[Work required]: Identify the lines that contain the word "Löhr", then copy them.
**********
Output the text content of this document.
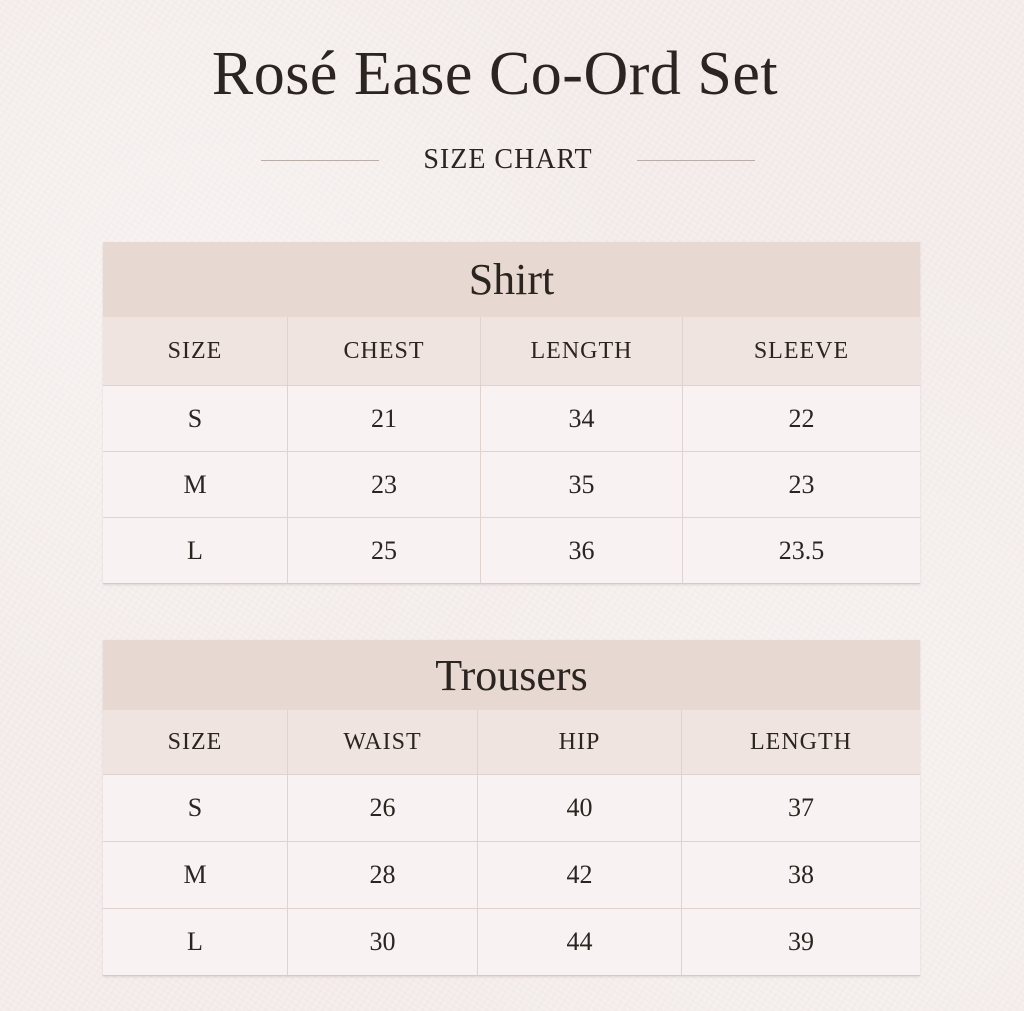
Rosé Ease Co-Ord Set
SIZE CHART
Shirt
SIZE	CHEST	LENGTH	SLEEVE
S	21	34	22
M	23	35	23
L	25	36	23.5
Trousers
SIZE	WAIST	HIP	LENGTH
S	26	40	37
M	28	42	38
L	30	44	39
**********
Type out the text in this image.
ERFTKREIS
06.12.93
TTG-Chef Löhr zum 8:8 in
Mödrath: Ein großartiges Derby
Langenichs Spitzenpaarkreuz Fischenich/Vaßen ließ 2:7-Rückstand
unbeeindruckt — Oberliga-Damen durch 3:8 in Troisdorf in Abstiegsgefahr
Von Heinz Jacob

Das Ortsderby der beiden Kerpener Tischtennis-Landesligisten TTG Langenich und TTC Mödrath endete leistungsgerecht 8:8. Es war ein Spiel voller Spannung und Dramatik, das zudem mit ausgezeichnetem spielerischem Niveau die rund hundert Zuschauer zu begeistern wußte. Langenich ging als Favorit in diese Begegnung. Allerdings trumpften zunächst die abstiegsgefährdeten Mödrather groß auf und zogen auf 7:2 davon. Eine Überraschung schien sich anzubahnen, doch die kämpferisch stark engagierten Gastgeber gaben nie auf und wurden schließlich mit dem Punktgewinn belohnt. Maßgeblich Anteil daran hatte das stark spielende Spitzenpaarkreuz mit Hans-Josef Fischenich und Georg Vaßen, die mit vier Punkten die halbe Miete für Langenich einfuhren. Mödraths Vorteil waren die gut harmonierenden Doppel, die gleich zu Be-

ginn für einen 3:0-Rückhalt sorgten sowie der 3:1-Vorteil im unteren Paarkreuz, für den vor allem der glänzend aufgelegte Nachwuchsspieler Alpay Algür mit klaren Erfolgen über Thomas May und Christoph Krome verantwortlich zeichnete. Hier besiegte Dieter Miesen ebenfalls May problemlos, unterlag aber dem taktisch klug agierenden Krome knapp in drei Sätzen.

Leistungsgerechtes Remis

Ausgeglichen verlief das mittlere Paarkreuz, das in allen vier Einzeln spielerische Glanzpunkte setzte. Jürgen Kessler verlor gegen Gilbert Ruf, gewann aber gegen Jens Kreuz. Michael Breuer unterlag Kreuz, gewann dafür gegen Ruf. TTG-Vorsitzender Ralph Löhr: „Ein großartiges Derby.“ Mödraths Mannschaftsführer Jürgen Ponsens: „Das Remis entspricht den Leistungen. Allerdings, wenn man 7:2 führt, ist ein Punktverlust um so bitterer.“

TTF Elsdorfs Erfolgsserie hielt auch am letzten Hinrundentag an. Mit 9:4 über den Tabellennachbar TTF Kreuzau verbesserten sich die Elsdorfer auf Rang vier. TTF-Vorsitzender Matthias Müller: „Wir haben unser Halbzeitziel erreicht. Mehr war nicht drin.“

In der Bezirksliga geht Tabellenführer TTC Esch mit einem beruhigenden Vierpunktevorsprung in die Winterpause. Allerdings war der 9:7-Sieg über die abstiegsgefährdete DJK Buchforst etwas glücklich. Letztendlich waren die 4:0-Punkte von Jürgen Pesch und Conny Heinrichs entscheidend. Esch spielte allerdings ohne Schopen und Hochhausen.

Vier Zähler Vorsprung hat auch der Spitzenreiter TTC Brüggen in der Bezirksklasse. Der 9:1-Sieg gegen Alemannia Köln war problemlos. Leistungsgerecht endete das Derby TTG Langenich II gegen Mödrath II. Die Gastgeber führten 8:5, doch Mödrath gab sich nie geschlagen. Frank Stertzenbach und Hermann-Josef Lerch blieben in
**********
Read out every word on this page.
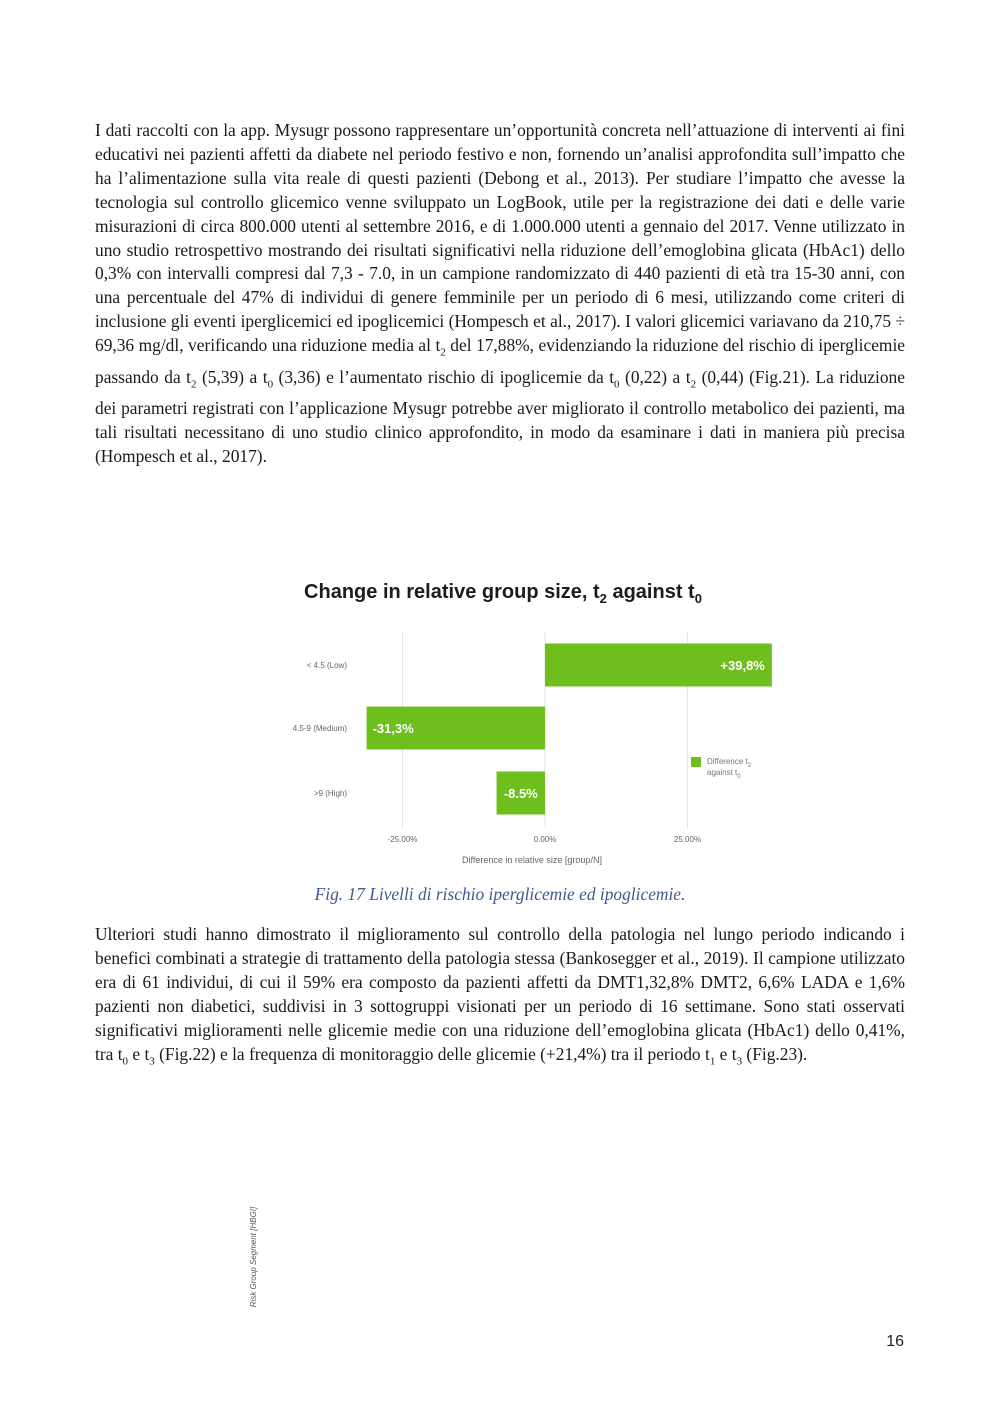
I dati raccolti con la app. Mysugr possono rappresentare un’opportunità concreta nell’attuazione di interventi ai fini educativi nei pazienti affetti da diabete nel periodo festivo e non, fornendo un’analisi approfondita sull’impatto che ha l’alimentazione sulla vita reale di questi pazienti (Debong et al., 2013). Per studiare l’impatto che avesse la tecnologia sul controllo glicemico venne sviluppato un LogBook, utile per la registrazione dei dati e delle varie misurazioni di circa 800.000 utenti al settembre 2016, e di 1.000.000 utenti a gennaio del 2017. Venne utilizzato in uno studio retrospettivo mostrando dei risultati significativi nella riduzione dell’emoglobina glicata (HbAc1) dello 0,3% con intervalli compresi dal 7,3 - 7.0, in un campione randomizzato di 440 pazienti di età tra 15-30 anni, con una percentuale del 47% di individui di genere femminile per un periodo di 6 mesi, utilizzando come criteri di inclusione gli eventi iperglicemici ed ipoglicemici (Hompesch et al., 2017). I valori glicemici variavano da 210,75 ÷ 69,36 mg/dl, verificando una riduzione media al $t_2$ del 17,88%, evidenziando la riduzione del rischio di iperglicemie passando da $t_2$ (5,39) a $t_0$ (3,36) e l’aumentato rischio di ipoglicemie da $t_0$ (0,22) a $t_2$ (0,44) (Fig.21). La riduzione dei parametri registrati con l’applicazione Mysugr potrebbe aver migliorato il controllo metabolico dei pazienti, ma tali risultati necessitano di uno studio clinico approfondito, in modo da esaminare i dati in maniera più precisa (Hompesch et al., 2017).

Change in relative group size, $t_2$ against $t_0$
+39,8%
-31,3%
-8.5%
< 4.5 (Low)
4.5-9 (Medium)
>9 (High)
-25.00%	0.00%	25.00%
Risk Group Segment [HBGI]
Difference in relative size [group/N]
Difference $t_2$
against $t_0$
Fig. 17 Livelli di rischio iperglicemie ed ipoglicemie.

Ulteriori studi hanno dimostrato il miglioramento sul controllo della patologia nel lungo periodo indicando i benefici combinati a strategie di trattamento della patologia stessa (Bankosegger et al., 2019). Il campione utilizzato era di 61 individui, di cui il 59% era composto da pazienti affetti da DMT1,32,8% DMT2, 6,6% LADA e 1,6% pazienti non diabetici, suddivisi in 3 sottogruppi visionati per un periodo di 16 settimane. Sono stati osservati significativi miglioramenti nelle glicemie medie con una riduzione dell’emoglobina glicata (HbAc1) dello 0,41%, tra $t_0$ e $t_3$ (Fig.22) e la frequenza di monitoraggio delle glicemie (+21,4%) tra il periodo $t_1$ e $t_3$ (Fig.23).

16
**********
[Correct output]:
TTG-Chef Löhr zum 8:8 in
Ausgeglichen verlief das mittlere Paarkreuz, das in allen vier Einzeln spielerische Glanzpunkte setzte. Jürgen Kessler verlor gegen Gilbert Ruf, gewann aber gegen Jens Kreuz. Michael Breuer unterlag Kreuz, gewann dafür gegen Ruf. TTG-Vorsitzender Ralph Löhr: „Ein großartiges Derby.“ Mödraths Mannschaftsführer Jürgen Ponsens: „Das Remis entspricht den Leistungen. Allerdings, wenn man 7:2 führt, ist ein Punktverlust um so bitterer.“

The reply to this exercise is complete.